> _WRITTEN INSTRUCTION_
Copy whichever lines contain the string "this".

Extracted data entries
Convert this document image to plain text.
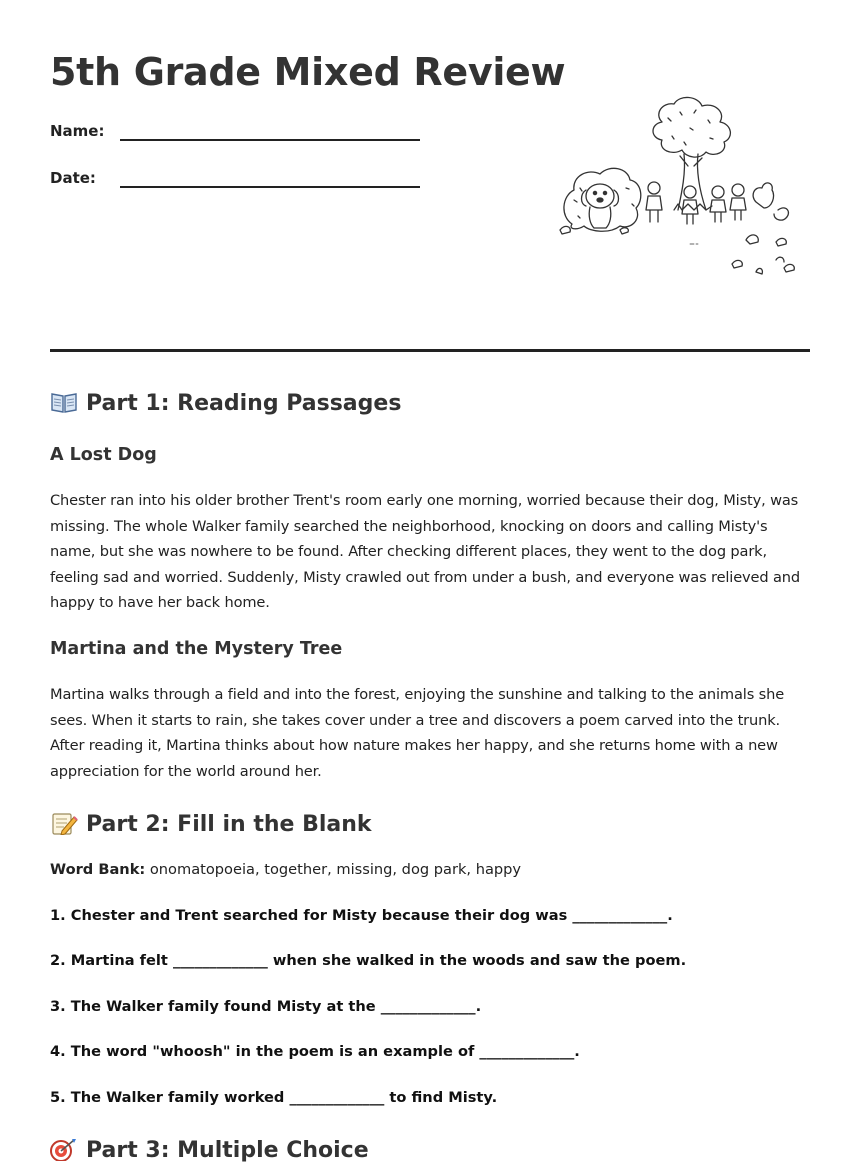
5th Grade Mixed Review
Name:
Date:
Part 1: Reading Passages
A Lost Dog

Chester ran into his older brother Trent's room early one morning, worried because their dog, Misty, was missing. The whole Walker family searched the neighborhood, knocking on doors and calling Misty's name, but she was nowhere to be found. After checking different places, they went to the dog park, feeling sad and worried. Suddenly, Misty crawled out from under a bush, and everyone was relieved and happy to have her back home.

Martina and the Mystery Tree

Martina walks through a field and into the forest, enjoying the sunshine and talking to the animals she sees. When it starts to rain, she takes cover under a tree and discovers a poem carved into the trunk. After reading it, Martina thinks about how nature makes her happy, and she returns home with a new appreciation for the world around her.

Part 2: Fill in the Blank
Word Bank: onomatopoeia, together, missing, dog park, happy
1. Chester and Trent searched for Misty because their dog was _____________.
2. Martina felt _____________ when she walked in the woods and saw the poem.
3. The Walker family found Misty at the _____________.
4. The word "whoosh" in the poem is an example of _____________.
5. The Walker family worked _____________ to find Misty.
Part 3: Multiple Choice
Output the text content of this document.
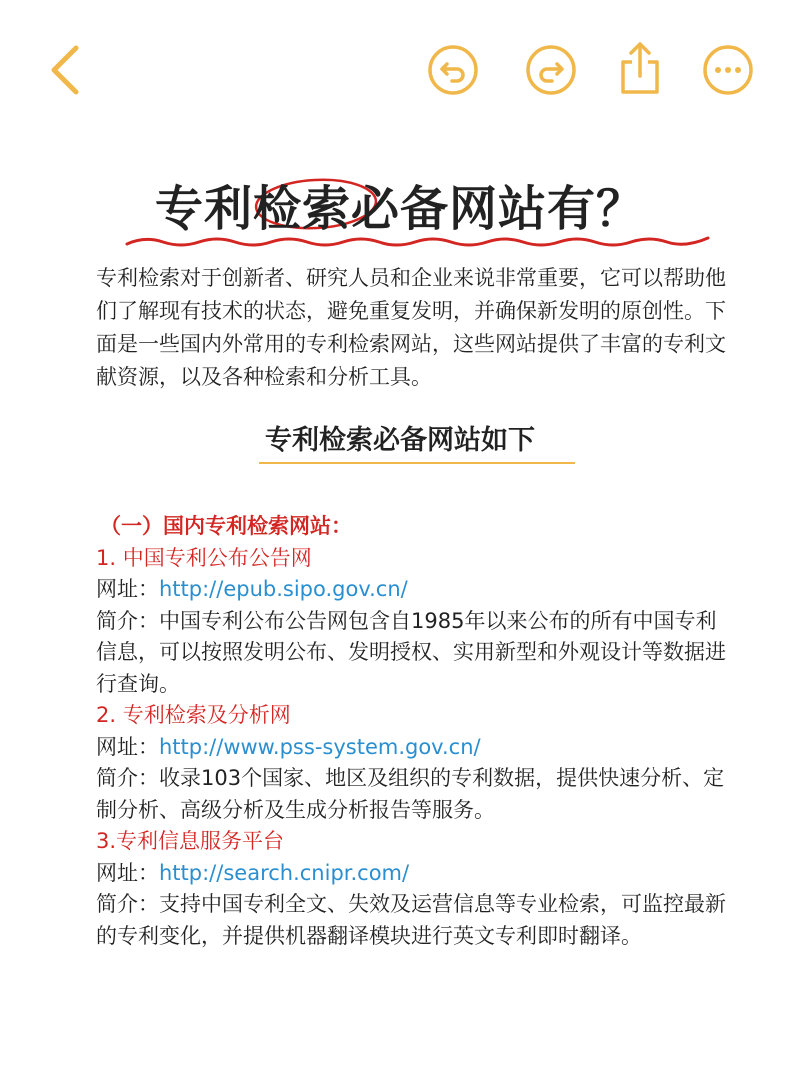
专利检索必备网站有？

专利检索对于创新者、研究人员和企业来说非常重要，它可以帮助他们了解现有技术的状态，避免重复发明，并确保新发明的原创性。下面是一些国内外常用的专利检索网站，这些网站提供了丰富的专利文献资源，以及各种检索和分析工具。

专利检索必备网站如下
（一）国内专利检索网站：
1. 中国专利公布公告网
网址：http://epub.sipo.gov.cn/
简介：中国专利公布公告网包含自1985年以来公布的所有中国专利信息，可以按照发明公布、发明授权、实用新型和外观设计等数据进行查询。
2. 专利检索及分析网
网址：http://www.pss-system.gov.cn/
简介：收录103个国家、地区及组织的专利数据，提供快速分析、定制分析、高级分析及生成分析报告等服务。
3.专利信息服务平台
网址：http://search.cnipr.com/
简介：支持中国专利全文、失效及运营信息等专业检索，可监控最新的专利变化，并提供机器翻译模块进行英文专利即时翻译。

> _FINAL ANSWER_
Convert this document image to plain text.
Output the text content of this document.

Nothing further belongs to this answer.